▸ **WHAT THE TASK REQUIRES**
Reproduce the lines of the material exactly, excluding every image.

▸ **RECORDS FOR THIS EXERCISE**
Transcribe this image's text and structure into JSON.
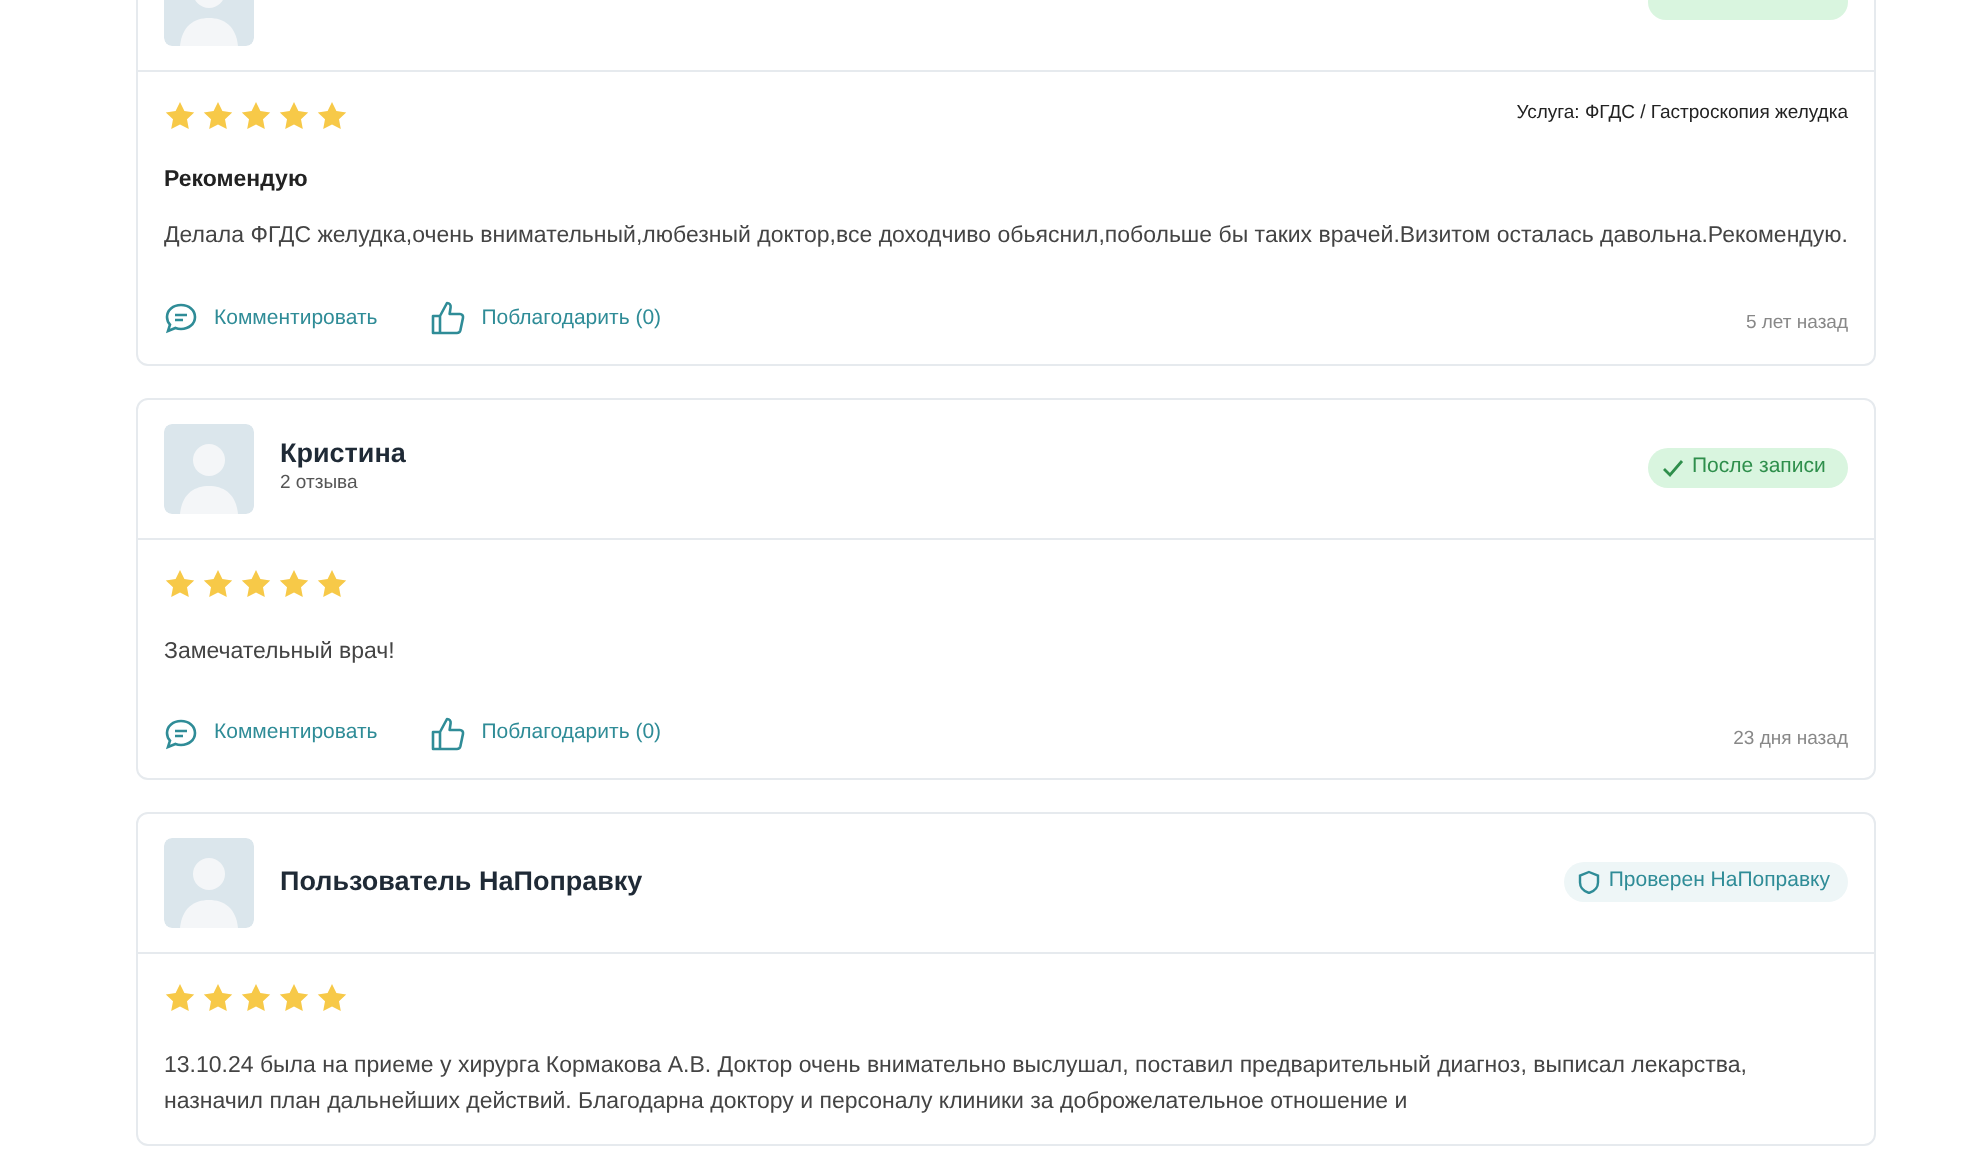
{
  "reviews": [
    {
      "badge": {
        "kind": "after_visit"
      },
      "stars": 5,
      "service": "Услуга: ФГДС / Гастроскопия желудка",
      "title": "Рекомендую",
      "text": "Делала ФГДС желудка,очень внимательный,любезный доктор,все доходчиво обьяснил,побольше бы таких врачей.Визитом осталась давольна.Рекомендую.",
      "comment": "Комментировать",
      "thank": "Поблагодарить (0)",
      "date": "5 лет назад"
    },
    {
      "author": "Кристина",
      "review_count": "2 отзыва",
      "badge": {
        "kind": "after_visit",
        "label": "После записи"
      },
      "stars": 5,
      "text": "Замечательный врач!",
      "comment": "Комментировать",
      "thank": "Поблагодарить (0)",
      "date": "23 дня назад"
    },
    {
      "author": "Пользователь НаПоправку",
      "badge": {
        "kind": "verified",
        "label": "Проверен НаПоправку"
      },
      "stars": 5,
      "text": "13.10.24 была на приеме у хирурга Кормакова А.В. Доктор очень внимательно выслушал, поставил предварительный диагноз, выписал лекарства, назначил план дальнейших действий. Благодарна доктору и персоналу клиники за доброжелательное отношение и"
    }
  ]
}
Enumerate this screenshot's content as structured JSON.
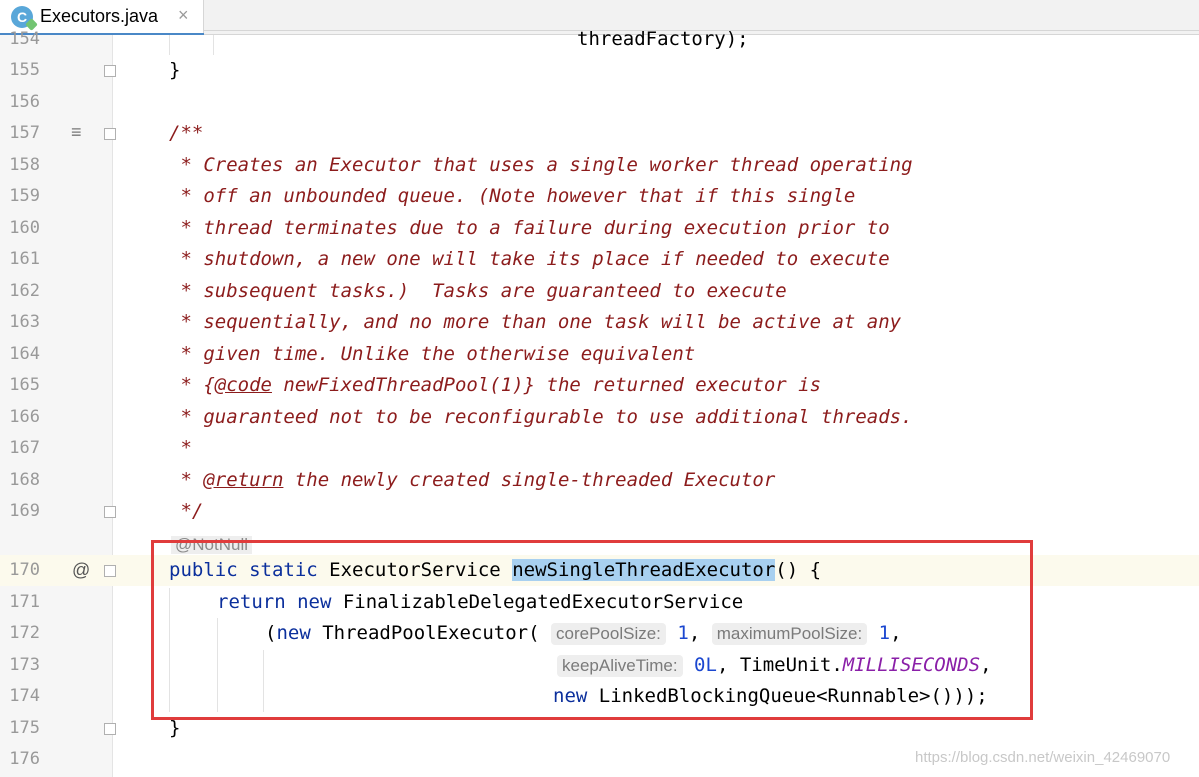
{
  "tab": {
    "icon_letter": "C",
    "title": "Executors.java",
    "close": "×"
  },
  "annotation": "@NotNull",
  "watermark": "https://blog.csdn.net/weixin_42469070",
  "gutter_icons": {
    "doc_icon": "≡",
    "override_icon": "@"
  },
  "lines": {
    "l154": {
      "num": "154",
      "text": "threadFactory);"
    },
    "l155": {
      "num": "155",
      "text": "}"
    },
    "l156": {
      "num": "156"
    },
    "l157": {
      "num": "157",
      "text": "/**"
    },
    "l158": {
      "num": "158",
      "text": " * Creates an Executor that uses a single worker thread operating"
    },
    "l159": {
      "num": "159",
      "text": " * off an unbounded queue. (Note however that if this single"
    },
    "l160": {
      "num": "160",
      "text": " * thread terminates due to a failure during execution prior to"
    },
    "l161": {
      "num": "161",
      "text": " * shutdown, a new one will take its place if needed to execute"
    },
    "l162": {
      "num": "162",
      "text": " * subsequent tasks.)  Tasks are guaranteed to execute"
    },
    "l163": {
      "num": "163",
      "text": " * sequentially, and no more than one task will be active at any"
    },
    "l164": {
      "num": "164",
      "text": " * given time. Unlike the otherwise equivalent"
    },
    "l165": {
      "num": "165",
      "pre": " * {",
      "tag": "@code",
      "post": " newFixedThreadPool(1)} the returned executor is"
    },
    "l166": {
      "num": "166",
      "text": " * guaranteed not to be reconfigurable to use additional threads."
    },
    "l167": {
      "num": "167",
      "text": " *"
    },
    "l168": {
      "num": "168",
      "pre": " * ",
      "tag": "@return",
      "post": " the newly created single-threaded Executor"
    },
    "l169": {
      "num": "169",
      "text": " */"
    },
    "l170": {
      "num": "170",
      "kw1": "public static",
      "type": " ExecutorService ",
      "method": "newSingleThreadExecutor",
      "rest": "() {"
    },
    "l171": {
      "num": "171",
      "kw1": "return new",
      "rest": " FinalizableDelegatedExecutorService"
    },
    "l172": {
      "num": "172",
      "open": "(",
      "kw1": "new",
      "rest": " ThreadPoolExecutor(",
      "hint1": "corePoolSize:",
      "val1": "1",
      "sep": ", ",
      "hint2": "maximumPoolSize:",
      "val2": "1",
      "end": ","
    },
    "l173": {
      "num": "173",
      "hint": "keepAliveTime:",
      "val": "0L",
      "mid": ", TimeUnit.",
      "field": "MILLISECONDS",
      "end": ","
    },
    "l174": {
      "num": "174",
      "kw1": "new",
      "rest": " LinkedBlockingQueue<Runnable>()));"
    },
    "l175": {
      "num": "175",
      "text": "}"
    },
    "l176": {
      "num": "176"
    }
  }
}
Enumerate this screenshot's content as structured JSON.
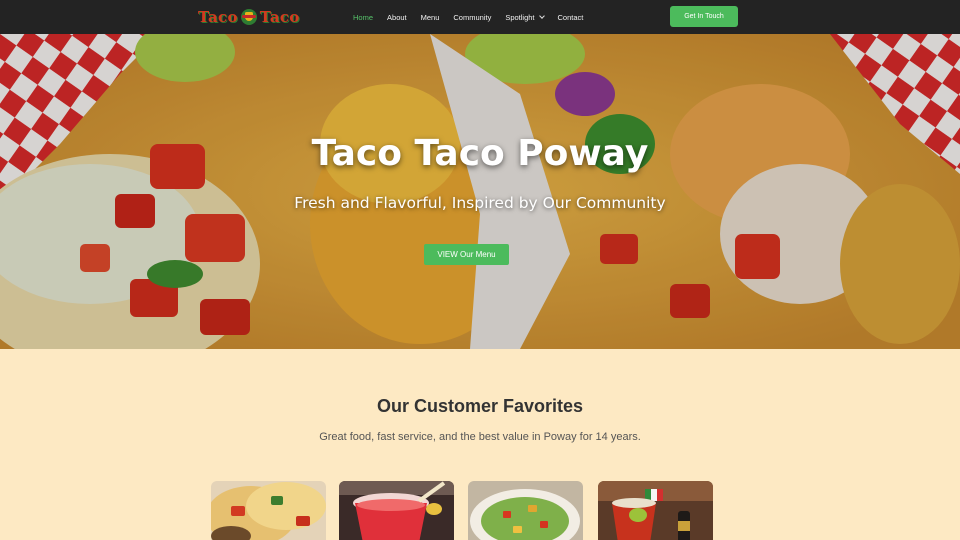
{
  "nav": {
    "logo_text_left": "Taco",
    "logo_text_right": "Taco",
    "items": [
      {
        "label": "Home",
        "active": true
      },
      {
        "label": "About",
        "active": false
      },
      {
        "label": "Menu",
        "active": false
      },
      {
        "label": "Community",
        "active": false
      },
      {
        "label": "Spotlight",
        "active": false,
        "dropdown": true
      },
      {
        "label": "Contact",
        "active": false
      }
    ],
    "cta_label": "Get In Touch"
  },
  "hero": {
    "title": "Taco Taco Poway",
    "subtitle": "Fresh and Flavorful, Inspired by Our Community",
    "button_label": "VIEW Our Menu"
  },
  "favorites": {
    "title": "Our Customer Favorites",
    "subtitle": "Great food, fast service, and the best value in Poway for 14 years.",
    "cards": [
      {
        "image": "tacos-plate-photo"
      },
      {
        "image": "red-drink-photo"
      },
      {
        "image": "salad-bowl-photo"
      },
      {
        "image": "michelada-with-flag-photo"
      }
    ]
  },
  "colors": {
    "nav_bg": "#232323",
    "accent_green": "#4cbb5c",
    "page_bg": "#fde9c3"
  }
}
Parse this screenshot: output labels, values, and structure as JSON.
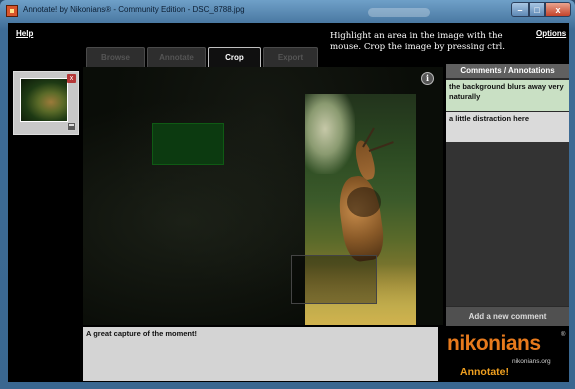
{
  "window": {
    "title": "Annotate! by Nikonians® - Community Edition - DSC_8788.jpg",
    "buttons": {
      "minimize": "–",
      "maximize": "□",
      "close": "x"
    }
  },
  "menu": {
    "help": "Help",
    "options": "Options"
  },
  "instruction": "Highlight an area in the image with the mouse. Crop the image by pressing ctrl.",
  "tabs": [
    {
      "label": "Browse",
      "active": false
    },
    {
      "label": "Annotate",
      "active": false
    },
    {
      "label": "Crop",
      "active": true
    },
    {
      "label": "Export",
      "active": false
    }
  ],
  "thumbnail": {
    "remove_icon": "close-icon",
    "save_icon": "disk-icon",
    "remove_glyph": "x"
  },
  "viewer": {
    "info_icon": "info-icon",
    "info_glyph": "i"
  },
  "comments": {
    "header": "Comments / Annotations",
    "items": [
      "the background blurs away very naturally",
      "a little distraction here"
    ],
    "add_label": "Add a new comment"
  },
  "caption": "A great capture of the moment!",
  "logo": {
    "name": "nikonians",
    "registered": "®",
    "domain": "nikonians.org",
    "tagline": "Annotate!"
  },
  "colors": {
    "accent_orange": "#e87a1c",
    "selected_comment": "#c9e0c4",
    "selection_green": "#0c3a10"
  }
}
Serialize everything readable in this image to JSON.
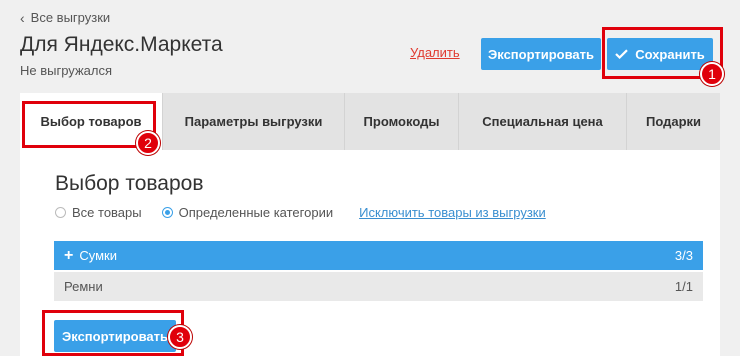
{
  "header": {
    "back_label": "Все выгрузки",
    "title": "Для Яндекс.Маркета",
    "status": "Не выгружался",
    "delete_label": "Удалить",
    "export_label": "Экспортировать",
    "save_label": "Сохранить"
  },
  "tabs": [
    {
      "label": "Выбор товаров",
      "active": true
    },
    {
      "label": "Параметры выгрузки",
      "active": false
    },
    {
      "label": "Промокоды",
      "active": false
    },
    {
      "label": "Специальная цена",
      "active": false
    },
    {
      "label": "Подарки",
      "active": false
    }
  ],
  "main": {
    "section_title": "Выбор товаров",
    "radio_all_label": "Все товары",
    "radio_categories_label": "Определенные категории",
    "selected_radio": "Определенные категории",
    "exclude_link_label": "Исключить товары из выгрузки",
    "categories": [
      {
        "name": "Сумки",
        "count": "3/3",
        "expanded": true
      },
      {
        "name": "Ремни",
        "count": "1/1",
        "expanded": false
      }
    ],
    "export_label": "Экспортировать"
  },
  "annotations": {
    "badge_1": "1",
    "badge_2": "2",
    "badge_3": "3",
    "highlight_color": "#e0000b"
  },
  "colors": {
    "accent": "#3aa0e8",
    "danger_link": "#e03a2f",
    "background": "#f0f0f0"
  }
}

▸ **REPLY**
Transcribe this image's text and structure into JSON.
{
  "reviews": [
    {
      "badge": {
        "kind": "after_visit"
      },
      "stars": 5,
      "service": "Услуга: ФГДС / Гастроскопия желудка",
      "title": "Рекомендую",
      "text": "Делала ФГДС желудка,очень внимательный,любезный доктор,все доходчиво обьяснил,побольше бы таких врачей.Визитом осталась давольна.Рекомендую.",
      "comment": "Комментировать",
      "thank": "Поблагодарить (0)",
      "date": "5 лет назад"
    },
    {
      "author": "Кристина",
      "review_count": "2 отзыва",
      "badge": {
        "kind": "after_visit",
        "label": "После записи"
      },
      "stars": 5,
      "text": "Замечательный врач!",
      "comment": "Комментировать",
      "thank": "Поблагодарить (0)",
      "date": "23 дня назад"
    },
    {
      "author": "Пользователь НаПоправку",
      "badge": {
        "kind": "verified",
        "label": "Проверен НаПоправку"
      },
      "stars": 5,
      "text": "13.10.24 была на приеме у хирурга Кормакова А.В. Доктор очень внимательно выслушал, поставил предварительный диагноз, выписал лекарства, назначил план дальнейших действий. Благодарна доктору и персоналу клиники за доброжелательное отношение и"
    }
  ]
}
Enumerate this screenshot's content as structured JSON.
{
  "tab": {
    "icon_letter": "C",
    "title": "Executors.java",
    "close": "×"
  },
  "annotation": "@NotNull",
  "watermark": "https://blog.csdn.net/weixin_42469070",
  "gutter_icons": {
    "doc_icon": "≡",
    "override_icon": "@"
  },
  "lines": {
    "l154": {
      "num": "154",
      "text": "threadFactory);"
    },
    "l155": {
      "num": "155",
      "text": "}"
    },
    "l156": {
      "num": "156"
    },
    "l157": {
      "num": "157",
      "text": "/**"
    },
    "l158": {
      "num": "158",
      "text": " * Creates an Executor that uses a single worker thread operating"
    },
    "l159": {
      "num": "159",
      "text": " * off an unbounded queue. (Note however that if this single"
    },
    "l160": {
      "num": "160",
      "text": " * thread terminates due to a failure during execution prior to"
    },
    "l161": {
      "num": "161",
      "text": " * shutdown, a new one will take its place if needed to execute"
    },
    "l162": {
      "num": "162",
      "text": " * subsequent tasks.)  Tasks are guaranteed to execute"
    },
    "l163": {
      "num": "163",
      "text": " * sequentially, and no more than one task will be active at any"
    },
    "l164": {
      "num": "164",
      "text": " * given time. Unlike the otherwise equivalent"
    },
    "l165": {
      "num": "165",
      "pre": " * {",
      "tag": "@code",
      "post": " newFixedThreadPool(1)} the returned executor is"
    },
    "l166": {
      "num": "166",
      "text": " * guaranteed not to be reconfigurable to use additional threads."
    },
    "l167": {
      "num": "167",
      "text": " *"
    },
    "l168": {
      "num": "168",
      "pre": " * ",
      "tag": "@return",
      "post": " the newly created single-threaded Executor"
    },
    "l169": {
      "num": "169",
      "text": " */"
    },
    "l170": {
      "num": "170",
      "kw1": "public static",
      "type": " ExecutorService ",
      "method": "newSingleThreadExecutor",
      "rest": "() {"
    },
    "l171": {
      "num": "171",
      "kw1": "return new",
      "rest": " FinalizableDelegatedExecutorService"
    },
    "l172": {
      "num": "172",
      "open": "(",
      "kw1": "new",
      "rest": " ThreadPoolExecutor(",
      "hint1": "corePoolSize:",
      "val1": "1",
      "sep": ", ",
      "hint2": "maximumPoolSize:",
      "val2": "1",
      "end": ","
    },
    "l173": {
      "num": "173",
      "hint": "keepAliveTime:",
      "val": "0L",
      "mid": ", TimeUnit.",
      "field": "MILLISECONDS",
      "end": ","
    },
    "l174": {
      "num": "174",
      "kw1": "new",
      "rest": " LinkedBlockingQueue<Runnable>()));"
    },
    "l175": {
      "num": "175",
      "text": "}"
    },
    "l176": {
      "num": "176"
    }
  }
}
Enumerate this screenshot's content as structured JSON.
{
  "nav": {
    "logo_text_left": "Taco",
    "logo_text_right": "Taco",
    "items": [
      {
        "label": "Home",
        "active": true
      },
      {
        "label": "About",
        "active": false
      },
      {
        "label": "Menu",
        "active": false
      },
      {
        "label": "Community",
        "active": false
      },
      {
        "label": "Spotlight",
        "active": false,
        "dropdown": true
      },
      {
        "label": "Contact",
        "active": false
      }
    ],
    "cta_label": "Get In Touch"
  },
  "hero": {
    "title": "Taco Taco Poway",
    "subtitle": "Fresh and Flavorful, Inspired by Our Community",
    "button_label": "VIEW Our Menu"
  },
  "favorites": {
    "title": "Our Customer Favorites",
    "subtitle": "Great food, fast service, and the best value in Poway for 14 years.",
    "cards": [
      {
        "image": "tacos-plate-photo"
      },
      {
        "image": "red-drink-photo"
      },
      {
        "image": "salad-bowl-photo"
      },
      {
        "image": "michelada-with-flag-photo"
      }
    ]
  },
  "colors": {
    "nav_bg": "#232323",
    "accent_green": "#4cbb5c",
    "page_bg": "#fde9c3"
  }
}
Parse this screenshot: output labels, values, and structure as JSON.
{
  "window": {
    "title": "Annotate! by Nikonians® - Community Edition - DSC_8788.jpg",
    "buttons": {
      "minimize": "–",
      "maximize": "□",
      "close": "x"
    }
  },
  "menu": {
    "help": "Help",
    "options": "Options"
  },
  "instruction": "Highlight an area in the image with the mouse. Crop the image by pressing ctrl.",
  "tabs": [
    {
      "label": "Browse",
      "active": false
    },
    {
      "label": "Annotate",
      "active": false
    },
    {
      "label": "Crop",
      "active": true
    },
    {
      "label": "Export",
      "active": false
    }
  ],
  "thumbnail": {
    "remove_icon": "close-icon",
    "save_icon": "disk-icon",
    "remove_glyph": "x"
  },
  "viewer": {
    "info_icon": "info-icon",
    "info_glyph": "i"
  },
  "comments": {
    "header": "Comments / Annotations",
    "items": [
      "the background blurs away very naturally",
      "a little distraction here"
    ],
    "add_label": "Add a new comment"
  },
  "caption": "A great capture of the moment!",
  "logo": {
    "name": "nikonians",
    "registered": "®",
    "domain": "nikonians.org",
    "tagline": "Annotate!"
  },
  "colors": {
    "accent_orange": "#e87a1c",
    "selected_comment": "#c9e0c4",
    "selection_green": "#0c3a10"
  }
}
Serialize everything readable in this image to JSON.
{
  "header": {
    "back_label": "Все выгрузки",
    "title": "Для Яндекс.Маркета",
    "status": "Не выгружался",
    "delete_label": "Удалить",
    "export_label": "Экспортировать",
    "save_label": "Сохранить"
  },
  "tabs": [
    {
      "label": "Выбор товаров",
      "active": true
    },
    {
      "label": "Параметры выгрузки",
      "active": false
    },
    {
      "label": "Промокоды",
      "active": false
    },
    {
      "label": "Специальная цена",
      "active": false
    },
    {
      "label": "Подарки",
      "active": false
    }
  ],
  "main": {
    "section_title": "Выбор товаров",
    "radio_all_label": "Все товары",
    "radio_categories_label": "Определенные категории",
    "selected_radio": "Определенные категории",
    "exclude_link_label": "Исключить товары из выгрузки",
    "categories": [
      {
        "name": "Сумки",
        "count": "3/3",
        "expanded": true
      },
      {
        "name": "Ремни",
        "count": "1/1",
        "expanded": false
      }
    ],
    "export_label": "Экспортировать"
  },
  "annotations": {
    "badge_1": "1",
    "badge_2": "2",
    "badge_3": "3",
    "highlight_color": "#e0000b"
  },
  "colors": {
    "accent": "#3aa0e8",
    "danger_link": "#e03a2f",
    "background": "#f0f0f0"
  }
}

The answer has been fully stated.